> [What is required] Find every line in the records that holds the string "Vertical". Copy each one.
┄┄┄┄┄┄┄┄┄┄┄┄┄┄┄┄┄┄┄┄
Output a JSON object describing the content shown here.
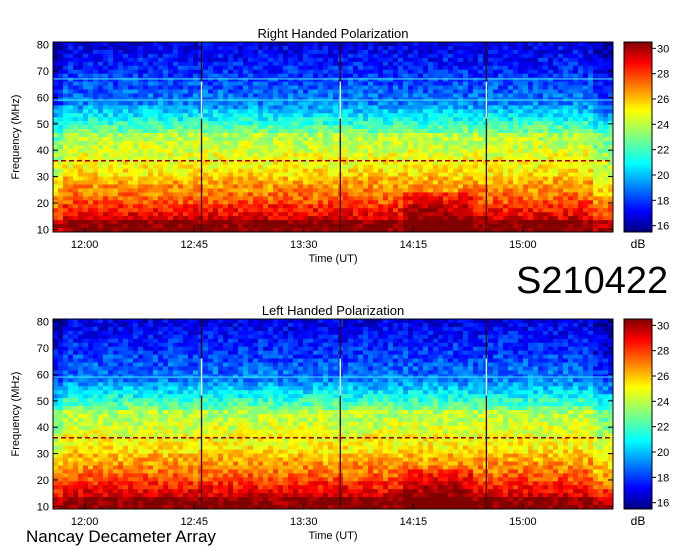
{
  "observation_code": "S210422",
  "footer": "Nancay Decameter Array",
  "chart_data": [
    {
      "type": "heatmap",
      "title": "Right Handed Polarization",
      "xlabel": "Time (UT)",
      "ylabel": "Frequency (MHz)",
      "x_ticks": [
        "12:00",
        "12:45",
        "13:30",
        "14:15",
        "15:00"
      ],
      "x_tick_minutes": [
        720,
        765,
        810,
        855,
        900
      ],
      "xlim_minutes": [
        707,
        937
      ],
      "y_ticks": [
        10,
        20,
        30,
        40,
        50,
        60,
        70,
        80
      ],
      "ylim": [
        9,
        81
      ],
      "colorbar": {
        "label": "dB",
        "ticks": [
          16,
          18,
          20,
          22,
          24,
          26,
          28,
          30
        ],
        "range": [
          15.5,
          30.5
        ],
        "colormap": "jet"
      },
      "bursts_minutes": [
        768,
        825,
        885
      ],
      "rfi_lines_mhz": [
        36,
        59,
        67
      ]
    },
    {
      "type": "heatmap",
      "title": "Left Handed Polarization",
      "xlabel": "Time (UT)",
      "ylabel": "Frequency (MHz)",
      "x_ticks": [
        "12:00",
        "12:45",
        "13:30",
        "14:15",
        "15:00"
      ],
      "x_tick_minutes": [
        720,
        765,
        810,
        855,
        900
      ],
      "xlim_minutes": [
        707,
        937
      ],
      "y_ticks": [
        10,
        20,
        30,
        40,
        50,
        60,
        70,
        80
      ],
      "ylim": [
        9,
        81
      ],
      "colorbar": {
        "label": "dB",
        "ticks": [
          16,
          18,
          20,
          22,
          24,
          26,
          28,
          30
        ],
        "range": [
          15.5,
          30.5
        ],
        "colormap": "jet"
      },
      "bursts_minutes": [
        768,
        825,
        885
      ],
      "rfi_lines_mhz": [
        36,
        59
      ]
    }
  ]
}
┄┄┄┄┄┄┄┄┄┄┄┄┄┄┄┄┄┄┄┄
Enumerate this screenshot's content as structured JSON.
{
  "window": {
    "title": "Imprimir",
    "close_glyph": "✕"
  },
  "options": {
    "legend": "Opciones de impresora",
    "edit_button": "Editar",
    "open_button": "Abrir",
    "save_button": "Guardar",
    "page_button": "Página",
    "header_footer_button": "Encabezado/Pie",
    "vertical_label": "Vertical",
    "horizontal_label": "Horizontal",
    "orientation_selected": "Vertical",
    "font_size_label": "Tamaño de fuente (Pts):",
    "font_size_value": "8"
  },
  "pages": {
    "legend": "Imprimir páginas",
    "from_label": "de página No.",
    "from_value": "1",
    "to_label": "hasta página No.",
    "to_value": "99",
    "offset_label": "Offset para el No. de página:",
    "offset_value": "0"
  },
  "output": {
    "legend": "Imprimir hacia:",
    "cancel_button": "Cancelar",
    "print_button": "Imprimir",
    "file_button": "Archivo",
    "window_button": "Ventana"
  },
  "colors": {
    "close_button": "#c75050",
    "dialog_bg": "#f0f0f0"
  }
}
┄┄┄┄┄┄┄┄┄┄┄┄┄┄┄┄┄┄┄┄
> [Reply to the task]
    "vertical_label": "Vertical",
    "orientation_selected": "Vertical",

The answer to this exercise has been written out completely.